» Dataset entries
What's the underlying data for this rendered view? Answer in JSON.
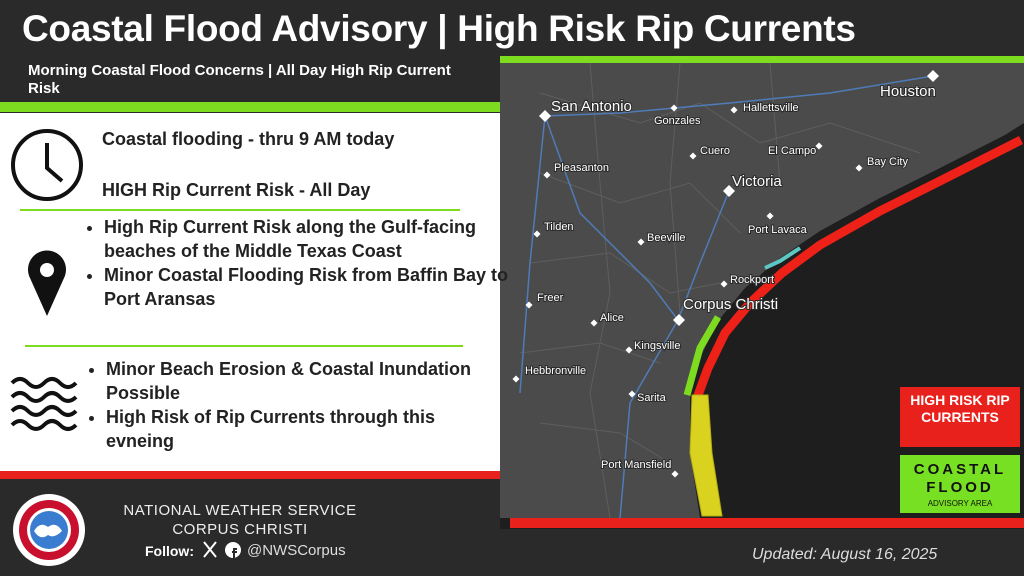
{
  "header": {
    "title": "Coastal Flood Advisory | High Risk Rip Currents",
    "subtitle": "Morning Coastal Flood Concerns | All Day High Rip Current Risk"
  },
  "panel": {
    "timing": [
      "Coastal flooding - thru 9 AM today",
      "HIGH Rip Current Risk - All Day"
    ],
    "location": [
      "High Rip Current Risk along the Gulf-facing beaches of the Middle Texas Coast",
      "Minor Coastal Flooding Risk from Baffin Bay to Port Aransas"
    ],
    "impacts": [
      "Minor Beach Erosion & Coastal Inundation Possible",
      "High Risk of Rip Currents through this evneing"
    ]
  },
  "map": {
    "cities": [
      "San Antonio",
      "Houston",
      "Gonzales",
      "Hallettsville",
      "Cuero",
      "El Campo",
      "Bay City",
      "Victoria",
      "Pleasanton",
      "Port Lavaca",
      "Tilden",
      "Beeville",
      "Rockport",
      "Corpus Christi",
      "Freer",
      "Alice",
      "Kingsville",
      "Hebbronville",
      "Sarita",
      "Port Mansfield"
    ]
  },
  "legend": {
    "rip": "HIGH RISK RIP CURRENTS",
    "flood": "COASTAL FLOOD",
    "flood_sub": "ADVISORY AREA"
  },
  "footer": {
    "office_line1": "NATIONAL WEATHER SERVICE",
    "office_line2": "CORPUS CHRISTI",
    "follow": "Follow:",
    "handle": "@NWSCorpus",
    "updated": "Updated: August 16, 2025"
  }
}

» Work to complete
Transcribe each entry precisely as given, leaving the pictures out.

» Output of the exercise
What's the underlying data for this rendered view? Answer in JSON.
{
  "header": {
    "title": "Coastal Flood Advisory | High Risk Rip Currents",
    "subtitle": "Morning Coastal Flood Concerns | All Day High Rip Current Risk"
  },
  "panel": {
    "timing": [
      "Coastal flooding - thru 9 AM today",
      "HIGH Rip Current Risk - All Day"
    ],
    "location": [
      "High Rip Current Risk along the Gulf-facing beaches of the Middle Texas Coast",
      "Minor Coastal Flooding Risk from Baffin Bay to Port Aransas"
    ],
    "impacts": [
      "Minor Beach Erosion & Coastal Inundation Possible",
      "High Risk of Rip Currents through this evneing"
    ]
  },
  "map": {
    "cities": [
      "San Antonio",
      "Houston",
      "Gonzales",
      "Hallettsville",
      "Cuero",
      "El Campo",
      "Bay City",
      "Victoria",
      "Pleasanton",
      "Port Lavaca",
      "Tilden",
      "Beeville",
      "Rockport",
      "Corpus Christi",
      "Freer",
      "Alice",
      "Kingsville",
      "Hebbronville",
      "Sarita",
      "Port Mansfield"
    ]
  },
  "legend": {
    "rip": "HIGH RISK RIP CURRENTS",
    "flood": "COASTAL FLOOD",
    "flood_sub": "ADVISORY AREA"
  },
  "footer": {
    "office_line1": "NATIONAL WEATHER SERVICE",
    "office_line2": "CORPUS CHRISTI",
    "follow": "Follow:",
    "handle": "@NWSCorpus",
    "updated": "Updated: August 16, 2025"
  }
}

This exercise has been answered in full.